Excerpted text
..............................

Given this feedback loop, let's take a look at how different strategies align with the public interest. Obviously, developing powerful AI tech can greatly benefit the public. Providing jobs for developers also helps, so here the interests of AI companies and the public align.

Now, where do these interests misalign? One area is data. AI companies benefit from training their models on as much data as possible and paying for it as little as possible (and preferably nothing). This is the exact opposite of what the people who created the knowledge want. In fact, content creators who monetize their work stand to lose their income if users can get all that information simply by interacting with an AI agent that was trained on content creators' data.

There is also misalignment when it comes to open-sourcing AI technology. The public could benefit enormously if AI tech were open, allowing anyone to build on the tech, customize it for their specific needs, and create novel use cases. The problem is that AI companies cannot sell their product if anyone could copy the tech. So they want to share as little information as possible about their code and the data they train their models on.

Now, how about working with powerful corporations or politicians? We are not far from the day when it will be nearly impossible to distinguish AI on social media from real people. Text is already indistinguishable. Images and audio are almost there. Video will likely be there in the near future. Therefore, we're not too far from an inflection point where AI bots could have social media accounts with a full range of content that is practically impossible to differentiate from that of real humans.

..............................

Entries provided

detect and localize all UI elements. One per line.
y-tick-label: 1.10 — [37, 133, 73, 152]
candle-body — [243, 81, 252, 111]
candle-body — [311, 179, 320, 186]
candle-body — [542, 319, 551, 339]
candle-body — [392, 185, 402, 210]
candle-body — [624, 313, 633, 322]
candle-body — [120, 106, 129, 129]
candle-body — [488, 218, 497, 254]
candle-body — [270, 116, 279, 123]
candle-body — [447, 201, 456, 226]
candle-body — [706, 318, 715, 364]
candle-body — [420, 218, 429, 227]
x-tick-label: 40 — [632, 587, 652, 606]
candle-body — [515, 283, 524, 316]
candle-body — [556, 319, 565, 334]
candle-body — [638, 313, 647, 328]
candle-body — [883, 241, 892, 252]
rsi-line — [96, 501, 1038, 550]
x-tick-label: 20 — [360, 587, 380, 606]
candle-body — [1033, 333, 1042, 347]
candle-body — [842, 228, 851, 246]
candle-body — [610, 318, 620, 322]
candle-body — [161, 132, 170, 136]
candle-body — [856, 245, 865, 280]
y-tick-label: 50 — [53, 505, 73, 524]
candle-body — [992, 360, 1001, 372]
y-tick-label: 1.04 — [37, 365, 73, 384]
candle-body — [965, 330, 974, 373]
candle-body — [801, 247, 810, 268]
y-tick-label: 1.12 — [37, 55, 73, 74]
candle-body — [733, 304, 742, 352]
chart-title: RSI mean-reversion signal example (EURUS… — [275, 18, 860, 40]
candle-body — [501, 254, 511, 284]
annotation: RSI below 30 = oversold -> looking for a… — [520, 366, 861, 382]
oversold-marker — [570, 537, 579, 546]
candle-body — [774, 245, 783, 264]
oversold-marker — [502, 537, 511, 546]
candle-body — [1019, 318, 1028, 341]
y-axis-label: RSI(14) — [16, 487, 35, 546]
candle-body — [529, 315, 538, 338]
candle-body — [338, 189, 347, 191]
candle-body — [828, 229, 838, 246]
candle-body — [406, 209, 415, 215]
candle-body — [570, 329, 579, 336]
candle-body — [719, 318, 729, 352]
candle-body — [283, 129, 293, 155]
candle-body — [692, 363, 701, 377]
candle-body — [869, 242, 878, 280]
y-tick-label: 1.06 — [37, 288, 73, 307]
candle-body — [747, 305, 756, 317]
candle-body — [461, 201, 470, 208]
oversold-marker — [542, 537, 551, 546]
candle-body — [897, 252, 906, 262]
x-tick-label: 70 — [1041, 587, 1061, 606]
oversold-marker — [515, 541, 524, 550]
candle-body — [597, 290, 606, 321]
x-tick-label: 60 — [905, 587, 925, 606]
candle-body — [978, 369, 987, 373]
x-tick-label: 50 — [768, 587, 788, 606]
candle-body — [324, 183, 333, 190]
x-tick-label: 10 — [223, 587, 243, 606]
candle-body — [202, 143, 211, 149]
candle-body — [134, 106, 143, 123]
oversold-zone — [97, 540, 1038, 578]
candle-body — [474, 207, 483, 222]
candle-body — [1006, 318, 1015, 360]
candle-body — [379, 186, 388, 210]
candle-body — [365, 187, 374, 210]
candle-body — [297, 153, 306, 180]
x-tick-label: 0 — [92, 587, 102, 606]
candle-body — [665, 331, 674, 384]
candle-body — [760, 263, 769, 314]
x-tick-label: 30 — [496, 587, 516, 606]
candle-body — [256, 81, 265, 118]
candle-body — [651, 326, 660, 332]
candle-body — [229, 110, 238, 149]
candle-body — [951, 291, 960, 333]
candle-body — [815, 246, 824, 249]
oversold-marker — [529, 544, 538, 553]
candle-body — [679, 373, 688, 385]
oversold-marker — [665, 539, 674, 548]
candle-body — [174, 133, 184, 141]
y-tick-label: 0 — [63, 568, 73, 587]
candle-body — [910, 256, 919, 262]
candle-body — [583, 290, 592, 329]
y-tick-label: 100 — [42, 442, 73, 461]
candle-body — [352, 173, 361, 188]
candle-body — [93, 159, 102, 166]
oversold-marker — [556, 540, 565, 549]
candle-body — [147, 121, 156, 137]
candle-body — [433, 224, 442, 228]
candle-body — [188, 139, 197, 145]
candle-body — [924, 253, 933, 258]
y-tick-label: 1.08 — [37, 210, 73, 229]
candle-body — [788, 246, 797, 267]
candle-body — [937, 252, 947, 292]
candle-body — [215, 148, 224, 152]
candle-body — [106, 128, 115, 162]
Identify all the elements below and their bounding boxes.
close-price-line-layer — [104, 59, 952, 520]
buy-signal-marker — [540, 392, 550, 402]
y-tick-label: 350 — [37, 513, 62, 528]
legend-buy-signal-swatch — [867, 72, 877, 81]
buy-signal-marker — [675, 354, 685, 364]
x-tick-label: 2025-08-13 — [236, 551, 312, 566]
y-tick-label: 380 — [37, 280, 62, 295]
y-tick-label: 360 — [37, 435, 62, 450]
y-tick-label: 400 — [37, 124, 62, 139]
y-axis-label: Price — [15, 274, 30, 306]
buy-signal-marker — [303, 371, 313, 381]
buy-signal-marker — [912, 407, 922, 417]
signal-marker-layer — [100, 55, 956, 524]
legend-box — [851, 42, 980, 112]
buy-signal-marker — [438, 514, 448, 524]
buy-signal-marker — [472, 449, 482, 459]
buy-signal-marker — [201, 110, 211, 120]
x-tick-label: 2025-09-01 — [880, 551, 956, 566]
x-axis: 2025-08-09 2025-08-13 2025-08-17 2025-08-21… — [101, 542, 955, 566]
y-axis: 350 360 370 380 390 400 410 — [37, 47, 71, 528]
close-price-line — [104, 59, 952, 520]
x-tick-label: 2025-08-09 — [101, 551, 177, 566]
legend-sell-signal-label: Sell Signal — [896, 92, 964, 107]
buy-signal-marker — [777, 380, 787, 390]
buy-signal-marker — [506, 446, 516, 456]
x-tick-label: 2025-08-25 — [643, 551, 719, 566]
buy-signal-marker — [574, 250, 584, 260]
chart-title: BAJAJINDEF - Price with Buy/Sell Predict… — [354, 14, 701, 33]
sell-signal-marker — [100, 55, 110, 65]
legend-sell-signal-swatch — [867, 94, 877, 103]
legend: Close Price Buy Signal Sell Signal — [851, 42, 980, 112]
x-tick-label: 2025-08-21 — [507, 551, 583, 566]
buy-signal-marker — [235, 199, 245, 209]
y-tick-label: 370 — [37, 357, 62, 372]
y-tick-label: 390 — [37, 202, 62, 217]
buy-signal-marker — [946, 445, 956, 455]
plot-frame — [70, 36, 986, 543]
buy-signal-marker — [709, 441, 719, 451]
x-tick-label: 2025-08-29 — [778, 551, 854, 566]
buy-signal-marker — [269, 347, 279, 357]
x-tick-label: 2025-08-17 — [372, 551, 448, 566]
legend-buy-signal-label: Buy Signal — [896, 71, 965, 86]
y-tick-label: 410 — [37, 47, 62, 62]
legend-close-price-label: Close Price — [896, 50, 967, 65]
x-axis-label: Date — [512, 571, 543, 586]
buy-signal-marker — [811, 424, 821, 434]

..............................

What this exercise asks
1. According to the passage on where AI companies' interests and the public interest diverge, why do AI companies want to disclose as little as possible about their code and data? Answer in one to three sentences.
2. Continue the passage on where AI companies' interests and the public interest diverge, beginning after its final sentence.

Answers given
1. AI companies could not sell their product if anyone were able to copy the technology. For this reason, they want to share as little information as possible about their code and the data behind their systems, even though open technology would benefit the public.

2.
AI bot armies

AI companies could make a lot of money by creating an "army" of AI bots who make posts like real people but can be used collectively by politicians or corporations to shape and manipulate public opinion. What if AI companies deploy hundreds of thousands of such bots? Or millions? Because the bots can interact with each other, they can easily coordinate to produce - seemingly organically - social media influencers and dominate public opinion.

Such a strategy would obviously be extremely harmful to the public. People won't be able to know if they're interacting with real people online or with bots. They also won't be able to tell if any story they read online is real or fake and won't be able to make sense of the world around them.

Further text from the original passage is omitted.